▶ [Exercise brief]
Retype each entry below exactly as it stands.

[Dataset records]
========================================

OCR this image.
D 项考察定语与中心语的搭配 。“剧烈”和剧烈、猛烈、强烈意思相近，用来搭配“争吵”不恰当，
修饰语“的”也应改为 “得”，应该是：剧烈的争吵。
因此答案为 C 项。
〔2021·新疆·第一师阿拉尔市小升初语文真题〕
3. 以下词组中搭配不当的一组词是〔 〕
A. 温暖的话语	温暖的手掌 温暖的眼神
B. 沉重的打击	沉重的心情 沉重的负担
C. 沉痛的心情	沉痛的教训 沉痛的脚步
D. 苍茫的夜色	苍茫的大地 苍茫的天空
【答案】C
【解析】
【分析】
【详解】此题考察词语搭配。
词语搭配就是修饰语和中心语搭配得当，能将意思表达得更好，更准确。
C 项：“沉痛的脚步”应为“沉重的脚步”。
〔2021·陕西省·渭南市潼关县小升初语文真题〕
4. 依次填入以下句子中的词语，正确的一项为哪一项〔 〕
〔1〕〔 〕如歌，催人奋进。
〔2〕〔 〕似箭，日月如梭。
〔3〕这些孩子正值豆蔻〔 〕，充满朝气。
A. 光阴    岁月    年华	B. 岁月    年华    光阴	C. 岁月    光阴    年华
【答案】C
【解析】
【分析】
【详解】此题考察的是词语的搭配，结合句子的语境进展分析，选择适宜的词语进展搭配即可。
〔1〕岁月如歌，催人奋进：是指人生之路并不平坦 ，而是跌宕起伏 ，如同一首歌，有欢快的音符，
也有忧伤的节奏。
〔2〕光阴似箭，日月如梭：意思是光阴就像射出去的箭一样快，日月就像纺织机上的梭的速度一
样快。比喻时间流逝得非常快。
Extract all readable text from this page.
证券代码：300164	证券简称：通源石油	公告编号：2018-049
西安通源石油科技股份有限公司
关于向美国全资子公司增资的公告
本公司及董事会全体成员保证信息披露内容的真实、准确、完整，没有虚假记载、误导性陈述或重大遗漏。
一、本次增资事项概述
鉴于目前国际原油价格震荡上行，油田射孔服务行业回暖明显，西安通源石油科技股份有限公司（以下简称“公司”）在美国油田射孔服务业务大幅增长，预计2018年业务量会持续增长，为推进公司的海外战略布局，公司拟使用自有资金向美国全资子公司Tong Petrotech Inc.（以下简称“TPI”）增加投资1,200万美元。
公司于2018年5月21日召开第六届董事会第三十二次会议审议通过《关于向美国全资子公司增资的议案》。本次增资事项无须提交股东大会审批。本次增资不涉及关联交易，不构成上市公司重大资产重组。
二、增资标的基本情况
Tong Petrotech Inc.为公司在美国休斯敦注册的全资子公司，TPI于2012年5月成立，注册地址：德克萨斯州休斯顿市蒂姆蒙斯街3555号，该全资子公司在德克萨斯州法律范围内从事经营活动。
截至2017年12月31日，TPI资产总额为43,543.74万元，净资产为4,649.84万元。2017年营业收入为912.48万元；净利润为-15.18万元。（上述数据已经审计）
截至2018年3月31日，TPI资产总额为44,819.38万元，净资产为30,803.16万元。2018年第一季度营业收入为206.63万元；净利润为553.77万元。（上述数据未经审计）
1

========================================

▶ [The solution]
OCR this image.
D 项考察定语与中心语的搭配 。“剧烈”和剧烈、猛烈、强烈意思相近，用来搭配“争吵”不恰当，
修饰语“的”也应改为 “得”，应该是：剧烈的争吵。
因此答案为 C 项。
〔2021·新疆·第一师阿拉尔市小升初语文真题〕
3. 以下词组中搭配不当的一组词是〔 〕
A. 温暖的话语	温暖的手掌 温暖的眼神
B. 沉重的打击	沉重的心情 沉重的负担
C. 沉痛的心情	沉痛的教训 沉痛的脚步
D. 苍茫的夜色	苍茫的大地 苍茫的天空
【答案】C
【解析】
【分析】
【详解】此题考察词语搭配。
词语搭配就是修饰语和中心语搭配得当，能将意思表达得更好，更准确。
C 项：“沉痛的脚步”应为“沉重的脚步”。
〔2021·陕西省·渭南市潼关县小升初语文真题〕
4. 依次填入以下句子中的词语，正确的一项为哪一项〔 〕
〔1〕〔 〕如歌，催人奋进。
〔2〕〔 〕似箭，日月如梭。
〔3〕这些孩子正值豆蔻〔 〕，充满朝气。
A. 光阴    岁月    年华	B. 岁月    年华    光阴	C. 岁月    光阴    年华
【答案】C
【解析】
【分析】
【详解】此题考察的是词语的搭配，结合句子的语境进展分析，选择适宜的词语进展搭配即可。
〔1〕岁月如歌，催人奋进：是指人生之路并不平坦 ，而是跌宕起伏 ，如同一首歌，有欢快的音符，
也有忧伤的节奏。
〔2〕光阴似箭，日月如梭：意思是光阴就像射出去的箭一样快，日月就像纺织机上的梭的速度一
样快。比喻时间流逝得非常快。
Extract all readable text from this page.
证券代码：300164	证券简称：通源石油	公告编号：2018-049
西安通源石油科技股份有限公司
关于向美国全资子公司增资的公告
本公司及董事会全体成员保证信息披露内容的真实、准确、完整，没有虚假记载、误导性陈述或重大遗漏。
一、本次增资事项概述
鉴于目前国际原油价格震荡上行，油田射孔服务行业回暖明显，西安通源石油科技股份有限公司（以下简称“公司”）在美国油田射孔服务业务大幅增长，预计2018年业务量会持续增长，为推进公司的海外战略布局，公司拟使用自有资金向美国全资子公司Tong Petrotech Inc.（以下简称“TPI”）增加投资1,200万美元。
公司于2018年5月21日召开第六届董事会第三十二次会议审议通过《关于向美国全资子公司增资的议案》。本次增资事项无须提交股东大会审批。本次增资不涉及关联交易，不构成上市公司重大资产重组。
二、增资标的基本情况
Tong Petrotech Inc.为公司在美国休斯敦注册的全资子公司，TPI于2012年5月成立，注册地址：德克萨斯州休斯顿市蒂姆蒙斯街3555号，该全资子公司在德克萨斯州法律范围内从事经营活动。
截至2017年12月31日，TPI资产总额为43,543.74万元，净资产为4,649.84万元。2017年营业收入为912.48万元；净利润为-15.18万元。（上述数据已经审计）
截至2018年3月31日，TPI资产总额为44,819.38万元，净资产为30,803.16万元。2018年第一季度营业收入为206.63万元；净利润为553.77万元。（上述数据未经审计）
1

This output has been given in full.